**INSTRUCTIONS TO FOLLOW:** Go through the listing below and list every line with "государственных".

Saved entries
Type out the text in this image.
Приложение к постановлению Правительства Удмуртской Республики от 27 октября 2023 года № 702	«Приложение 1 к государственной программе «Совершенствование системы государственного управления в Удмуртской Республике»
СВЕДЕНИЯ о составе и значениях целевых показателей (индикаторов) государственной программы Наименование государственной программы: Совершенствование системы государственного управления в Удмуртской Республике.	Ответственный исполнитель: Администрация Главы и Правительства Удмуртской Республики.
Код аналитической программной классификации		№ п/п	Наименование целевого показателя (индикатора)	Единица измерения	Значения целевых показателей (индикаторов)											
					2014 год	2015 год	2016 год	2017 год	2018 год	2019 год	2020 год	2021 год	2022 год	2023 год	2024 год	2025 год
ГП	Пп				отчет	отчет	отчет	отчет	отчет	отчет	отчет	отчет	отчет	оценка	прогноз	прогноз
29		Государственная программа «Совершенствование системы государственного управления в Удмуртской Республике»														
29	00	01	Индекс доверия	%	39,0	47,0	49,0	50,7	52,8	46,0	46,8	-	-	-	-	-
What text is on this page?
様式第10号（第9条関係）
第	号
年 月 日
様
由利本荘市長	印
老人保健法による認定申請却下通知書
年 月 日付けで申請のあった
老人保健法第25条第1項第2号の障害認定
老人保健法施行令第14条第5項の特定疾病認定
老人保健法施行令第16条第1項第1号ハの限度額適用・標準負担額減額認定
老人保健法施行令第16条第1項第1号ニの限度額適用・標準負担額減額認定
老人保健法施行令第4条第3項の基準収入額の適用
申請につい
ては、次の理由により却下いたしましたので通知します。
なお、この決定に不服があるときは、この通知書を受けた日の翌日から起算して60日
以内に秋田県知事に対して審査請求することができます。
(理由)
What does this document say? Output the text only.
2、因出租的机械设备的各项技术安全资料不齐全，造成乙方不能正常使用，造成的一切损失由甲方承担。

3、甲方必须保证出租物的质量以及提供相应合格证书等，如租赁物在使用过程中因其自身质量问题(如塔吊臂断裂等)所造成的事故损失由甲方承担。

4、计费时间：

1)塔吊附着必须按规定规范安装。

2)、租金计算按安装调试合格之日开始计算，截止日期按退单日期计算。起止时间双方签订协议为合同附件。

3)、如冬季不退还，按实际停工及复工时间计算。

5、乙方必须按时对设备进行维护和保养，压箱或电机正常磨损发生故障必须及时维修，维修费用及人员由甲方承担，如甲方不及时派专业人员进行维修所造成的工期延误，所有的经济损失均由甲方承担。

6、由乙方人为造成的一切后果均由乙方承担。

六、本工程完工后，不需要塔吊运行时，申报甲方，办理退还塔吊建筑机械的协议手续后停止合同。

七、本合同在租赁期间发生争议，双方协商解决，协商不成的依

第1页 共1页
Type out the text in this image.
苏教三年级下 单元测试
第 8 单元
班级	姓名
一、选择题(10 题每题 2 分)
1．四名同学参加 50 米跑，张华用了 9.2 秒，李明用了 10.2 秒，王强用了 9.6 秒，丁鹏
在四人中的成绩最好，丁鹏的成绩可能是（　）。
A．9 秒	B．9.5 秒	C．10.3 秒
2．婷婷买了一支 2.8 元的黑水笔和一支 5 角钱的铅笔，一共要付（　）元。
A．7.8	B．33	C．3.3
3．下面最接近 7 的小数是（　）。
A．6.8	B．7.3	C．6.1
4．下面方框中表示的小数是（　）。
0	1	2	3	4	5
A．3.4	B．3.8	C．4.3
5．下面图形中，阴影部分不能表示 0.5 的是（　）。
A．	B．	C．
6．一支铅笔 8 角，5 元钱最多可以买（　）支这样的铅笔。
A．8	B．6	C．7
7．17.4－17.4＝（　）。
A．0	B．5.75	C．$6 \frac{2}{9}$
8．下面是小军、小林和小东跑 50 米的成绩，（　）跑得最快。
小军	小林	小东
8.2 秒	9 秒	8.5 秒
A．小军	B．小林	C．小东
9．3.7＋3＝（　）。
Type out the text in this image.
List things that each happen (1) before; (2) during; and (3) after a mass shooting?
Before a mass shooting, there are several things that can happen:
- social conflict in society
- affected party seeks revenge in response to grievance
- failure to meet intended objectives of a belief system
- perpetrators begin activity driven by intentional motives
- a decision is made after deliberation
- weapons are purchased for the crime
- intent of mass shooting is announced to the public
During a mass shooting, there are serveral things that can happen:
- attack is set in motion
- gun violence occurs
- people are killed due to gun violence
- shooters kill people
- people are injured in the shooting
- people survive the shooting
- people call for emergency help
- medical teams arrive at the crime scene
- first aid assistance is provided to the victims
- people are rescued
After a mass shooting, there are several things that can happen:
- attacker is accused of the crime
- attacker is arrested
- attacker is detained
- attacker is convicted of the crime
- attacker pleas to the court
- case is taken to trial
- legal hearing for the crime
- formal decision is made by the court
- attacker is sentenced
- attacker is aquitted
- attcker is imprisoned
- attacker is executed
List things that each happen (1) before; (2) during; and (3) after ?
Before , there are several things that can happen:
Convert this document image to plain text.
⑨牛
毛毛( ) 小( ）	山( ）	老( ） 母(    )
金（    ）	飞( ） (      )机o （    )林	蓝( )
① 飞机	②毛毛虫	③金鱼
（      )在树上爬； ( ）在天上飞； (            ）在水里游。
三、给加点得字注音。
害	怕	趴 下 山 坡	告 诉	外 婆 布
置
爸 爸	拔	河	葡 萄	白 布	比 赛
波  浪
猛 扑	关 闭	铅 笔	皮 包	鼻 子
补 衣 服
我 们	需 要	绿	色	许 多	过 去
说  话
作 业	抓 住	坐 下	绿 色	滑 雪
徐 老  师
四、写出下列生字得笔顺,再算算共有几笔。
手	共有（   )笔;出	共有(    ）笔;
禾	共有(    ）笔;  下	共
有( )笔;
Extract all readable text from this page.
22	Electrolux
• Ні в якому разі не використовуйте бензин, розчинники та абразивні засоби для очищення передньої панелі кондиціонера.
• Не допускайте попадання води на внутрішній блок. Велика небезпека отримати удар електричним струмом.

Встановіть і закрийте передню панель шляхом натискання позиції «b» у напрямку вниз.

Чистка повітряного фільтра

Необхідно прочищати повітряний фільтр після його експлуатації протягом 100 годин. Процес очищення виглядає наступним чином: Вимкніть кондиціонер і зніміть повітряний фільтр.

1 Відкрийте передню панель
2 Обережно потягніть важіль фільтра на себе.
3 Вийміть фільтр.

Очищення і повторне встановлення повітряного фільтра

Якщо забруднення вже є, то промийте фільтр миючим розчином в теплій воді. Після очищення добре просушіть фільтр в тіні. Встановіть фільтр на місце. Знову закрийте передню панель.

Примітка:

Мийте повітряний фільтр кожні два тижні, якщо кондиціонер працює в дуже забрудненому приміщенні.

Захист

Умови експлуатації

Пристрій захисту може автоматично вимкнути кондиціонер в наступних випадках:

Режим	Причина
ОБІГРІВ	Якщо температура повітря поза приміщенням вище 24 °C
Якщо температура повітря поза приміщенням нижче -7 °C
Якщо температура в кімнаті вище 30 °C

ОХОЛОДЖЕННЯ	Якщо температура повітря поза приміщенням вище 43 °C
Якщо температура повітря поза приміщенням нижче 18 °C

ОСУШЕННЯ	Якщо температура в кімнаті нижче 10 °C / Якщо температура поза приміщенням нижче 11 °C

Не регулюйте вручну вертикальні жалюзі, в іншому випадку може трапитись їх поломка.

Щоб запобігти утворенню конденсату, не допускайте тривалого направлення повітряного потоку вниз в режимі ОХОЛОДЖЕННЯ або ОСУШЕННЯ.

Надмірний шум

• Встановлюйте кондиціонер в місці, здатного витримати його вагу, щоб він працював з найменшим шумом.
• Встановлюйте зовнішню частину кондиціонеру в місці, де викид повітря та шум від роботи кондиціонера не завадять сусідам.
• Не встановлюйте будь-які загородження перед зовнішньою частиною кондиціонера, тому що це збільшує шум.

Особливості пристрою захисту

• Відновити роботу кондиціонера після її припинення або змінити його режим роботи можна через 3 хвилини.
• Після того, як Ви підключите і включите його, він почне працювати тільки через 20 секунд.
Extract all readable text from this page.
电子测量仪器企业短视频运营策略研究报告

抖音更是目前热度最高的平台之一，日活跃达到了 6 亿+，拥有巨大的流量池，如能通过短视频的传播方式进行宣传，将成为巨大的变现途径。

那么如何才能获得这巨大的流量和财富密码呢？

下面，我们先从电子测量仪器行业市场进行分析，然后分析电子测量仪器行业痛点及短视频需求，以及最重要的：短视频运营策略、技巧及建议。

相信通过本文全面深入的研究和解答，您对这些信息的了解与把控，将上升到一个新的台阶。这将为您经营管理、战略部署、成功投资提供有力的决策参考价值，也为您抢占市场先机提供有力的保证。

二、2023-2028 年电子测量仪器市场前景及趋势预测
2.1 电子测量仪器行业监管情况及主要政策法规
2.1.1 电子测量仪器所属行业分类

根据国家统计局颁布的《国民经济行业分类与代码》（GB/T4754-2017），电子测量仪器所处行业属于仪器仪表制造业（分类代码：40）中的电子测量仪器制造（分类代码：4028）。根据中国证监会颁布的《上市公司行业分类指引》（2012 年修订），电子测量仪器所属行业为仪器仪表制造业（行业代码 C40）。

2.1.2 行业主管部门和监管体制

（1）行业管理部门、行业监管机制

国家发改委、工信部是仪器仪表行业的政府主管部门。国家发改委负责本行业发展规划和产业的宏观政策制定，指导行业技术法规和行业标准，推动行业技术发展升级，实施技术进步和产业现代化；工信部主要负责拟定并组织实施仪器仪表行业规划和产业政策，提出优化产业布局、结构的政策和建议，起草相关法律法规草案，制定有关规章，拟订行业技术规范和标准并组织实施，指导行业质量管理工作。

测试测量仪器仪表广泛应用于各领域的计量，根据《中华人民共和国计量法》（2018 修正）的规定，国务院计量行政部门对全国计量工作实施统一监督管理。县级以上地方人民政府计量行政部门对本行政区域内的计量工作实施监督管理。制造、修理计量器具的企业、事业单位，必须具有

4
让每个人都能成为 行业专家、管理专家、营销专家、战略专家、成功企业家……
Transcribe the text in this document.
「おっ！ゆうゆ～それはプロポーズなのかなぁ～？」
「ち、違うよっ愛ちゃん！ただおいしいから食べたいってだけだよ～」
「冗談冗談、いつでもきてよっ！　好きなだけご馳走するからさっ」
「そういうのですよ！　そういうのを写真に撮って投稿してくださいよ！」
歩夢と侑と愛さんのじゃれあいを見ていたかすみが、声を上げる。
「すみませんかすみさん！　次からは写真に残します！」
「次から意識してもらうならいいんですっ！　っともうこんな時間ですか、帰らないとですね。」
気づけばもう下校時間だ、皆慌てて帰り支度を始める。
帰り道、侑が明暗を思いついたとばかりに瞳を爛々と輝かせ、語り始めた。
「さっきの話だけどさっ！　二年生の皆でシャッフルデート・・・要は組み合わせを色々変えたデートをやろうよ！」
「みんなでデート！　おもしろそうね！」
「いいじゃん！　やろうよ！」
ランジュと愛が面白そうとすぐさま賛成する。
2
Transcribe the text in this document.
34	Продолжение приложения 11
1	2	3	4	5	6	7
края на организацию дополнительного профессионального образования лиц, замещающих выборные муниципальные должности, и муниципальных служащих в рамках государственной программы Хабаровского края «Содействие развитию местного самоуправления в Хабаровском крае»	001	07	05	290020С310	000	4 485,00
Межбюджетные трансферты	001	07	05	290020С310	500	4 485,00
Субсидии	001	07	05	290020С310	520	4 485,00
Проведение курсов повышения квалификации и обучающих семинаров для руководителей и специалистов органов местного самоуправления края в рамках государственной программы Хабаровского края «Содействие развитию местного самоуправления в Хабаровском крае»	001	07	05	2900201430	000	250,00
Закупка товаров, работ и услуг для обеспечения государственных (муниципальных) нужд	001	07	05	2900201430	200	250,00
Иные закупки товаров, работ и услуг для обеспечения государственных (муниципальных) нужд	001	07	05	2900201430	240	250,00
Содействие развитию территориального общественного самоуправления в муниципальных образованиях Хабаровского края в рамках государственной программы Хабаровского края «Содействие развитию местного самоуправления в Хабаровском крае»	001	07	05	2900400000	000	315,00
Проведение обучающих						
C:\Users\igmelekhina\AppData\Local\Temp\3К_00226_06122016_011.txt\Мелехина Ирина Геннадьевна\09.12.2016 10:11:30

**TASK RESULT:**
Закупка товаров, работ и услуг для обеспечения государственных (муниципальных) нужд	001	07	05	2900201430	200	250,00
Иные закупки товаров, работ и услуг для обеспечения государственных (муниципальных) нужд	001	07	05	2900201430	240	250,00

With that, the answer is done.